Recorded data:
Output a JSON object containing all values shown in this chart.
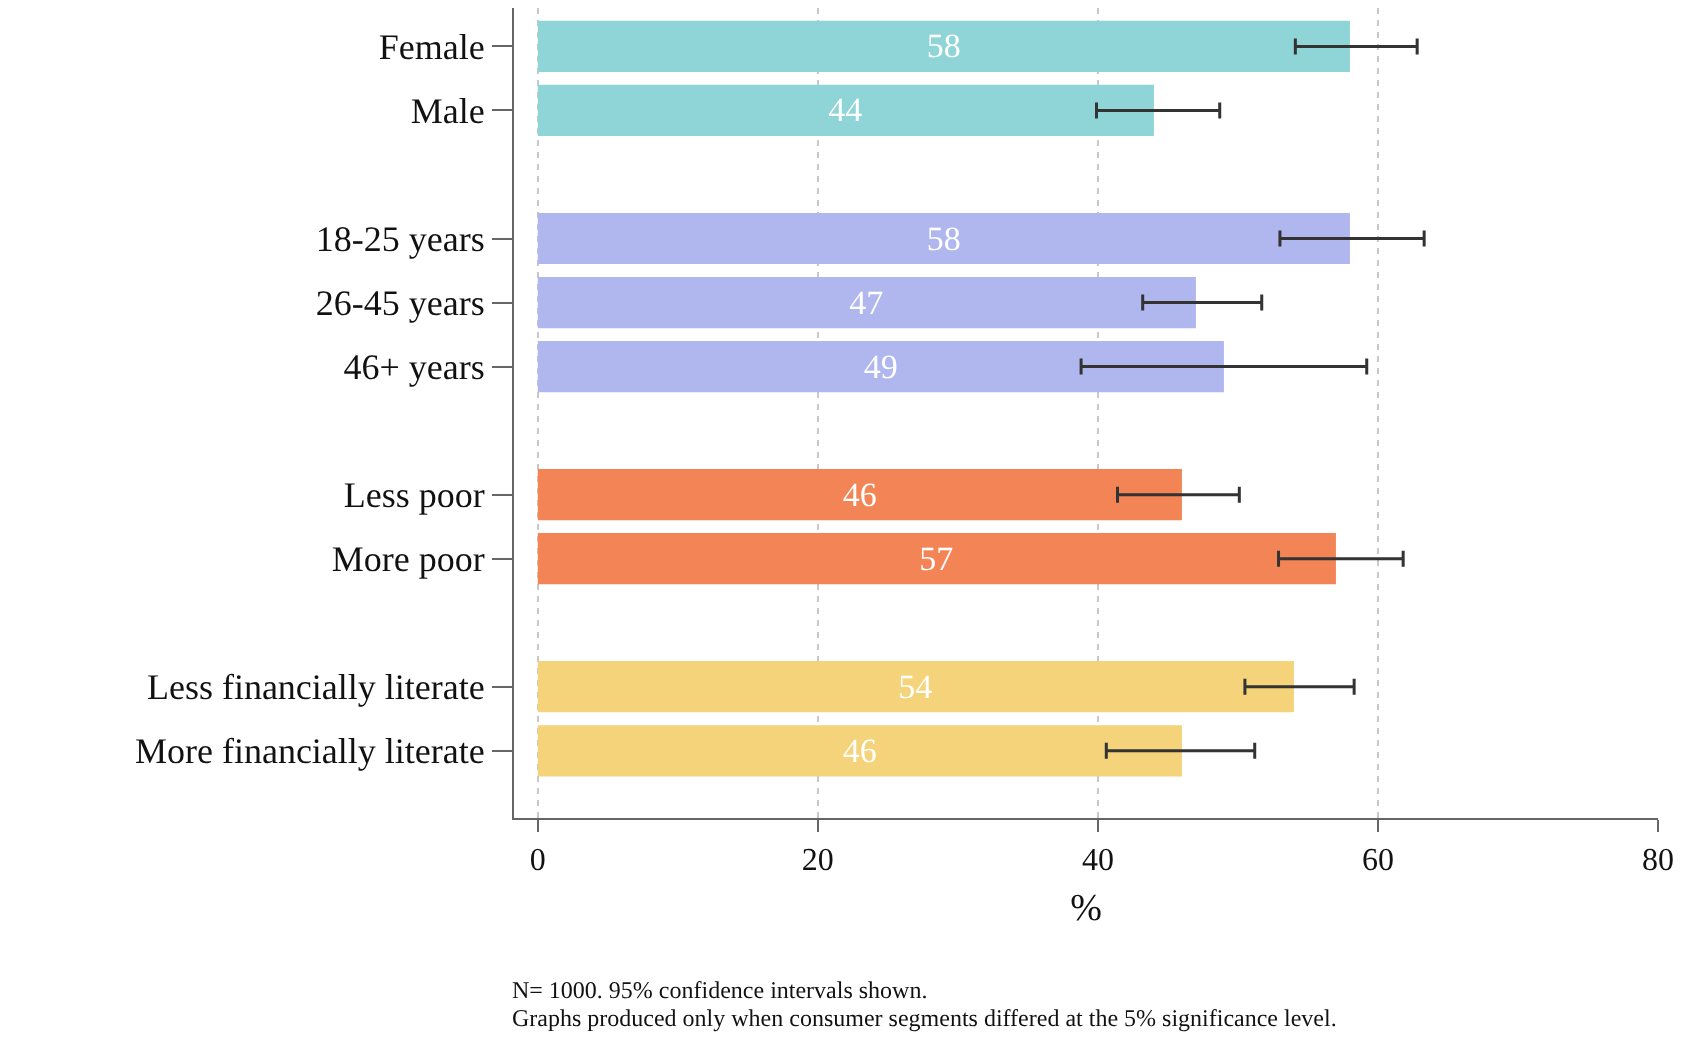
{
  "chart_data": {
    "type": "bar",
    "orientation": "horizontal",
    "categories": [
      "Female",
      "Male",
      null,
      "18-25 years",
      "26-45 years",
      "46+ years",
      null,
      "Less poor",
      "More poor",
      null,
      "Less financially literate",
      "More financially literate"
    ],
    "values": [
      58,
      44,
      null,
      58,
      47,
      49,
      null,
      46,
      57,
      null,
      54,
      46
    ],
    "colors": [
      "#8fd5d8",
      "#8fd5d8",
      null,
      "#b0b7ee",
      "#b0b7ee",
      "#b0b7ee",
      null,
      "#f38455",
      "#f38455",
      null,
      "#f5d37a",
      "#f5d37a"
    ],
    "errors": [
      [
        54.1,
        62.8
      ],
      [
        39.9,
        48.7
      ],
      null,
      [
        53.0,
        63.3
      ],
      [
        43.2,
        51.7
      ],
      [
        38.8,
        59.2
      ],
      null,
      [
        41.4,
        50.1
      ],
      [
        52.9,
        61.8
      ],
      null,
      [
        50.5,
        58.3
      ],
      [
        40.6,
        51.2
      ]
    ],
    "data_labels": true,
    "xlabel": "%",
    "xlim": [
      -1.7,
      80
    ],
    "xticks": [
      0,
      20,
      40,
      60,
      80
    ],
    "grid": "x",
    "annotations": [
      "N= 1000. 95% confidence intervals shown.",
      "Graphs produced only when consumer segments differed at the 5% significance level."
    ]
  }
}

__DIRECTION__.
Copy the whole of the material above exactly, but not its images.

__THE SOLUTION__.
Output a JSON object containing all values shown in this chart.
{
  "chart_data": {
    "type": "bar",
    "orientation": "horizontal",
    "categories": [
      "Female",
      "Male",
      null,
      "18-25 years",
      "26-45 years",
      "46+ years",
      null,
      "Less poor",
      "More poor",
      null,
      "Less financially literate",
      "More financially literate"
    ],
    "values": [
      58,
      44,
      null,
      58,
      47,
      49,
      null,
      46,
      57,
      null,
      54,
      46
    ],
    "colors": [
      "#8fd5d8",
      "#8fd5d8",
      null,
      "#b0b7ee",
      "#b0b7ee",
      "#b0b7ee",
      null,
      "#f38455",
      "#f38455",
      null,
      "#f5d37a",
      "#f5d37a"
    ],
    "errors": [
      [
        54.1,
        62.8
      ],
      [
        39.9,
        48.7
      ],
      null,
      [
        53.0,
        63.3
      ],
      [
        43.2,
        51.7
      ],
      [
        38.8,
        59.2
      ],
      null,
      [
        41.4,
        50.1
      ],
      [
        52.9,
        61.8
      ],
      null,
      [
        50.5,
        58.3
      ],
      [
        40.6,
        51.2
      ]
    ],
    "data_labels": true,
    "xlabel": "%",
    "xlim": [
      -1.7,
      80
    ],
    "xticks": [
      0,
      20,
      40,
      60,
      80
    ],
    "grid": "x",
    "annotations": [
      "N= 1000. 95% confidence intervals shown.",
      "Graphs produced only when consumer segments differed at the 5% significance level."
    ]
  }
}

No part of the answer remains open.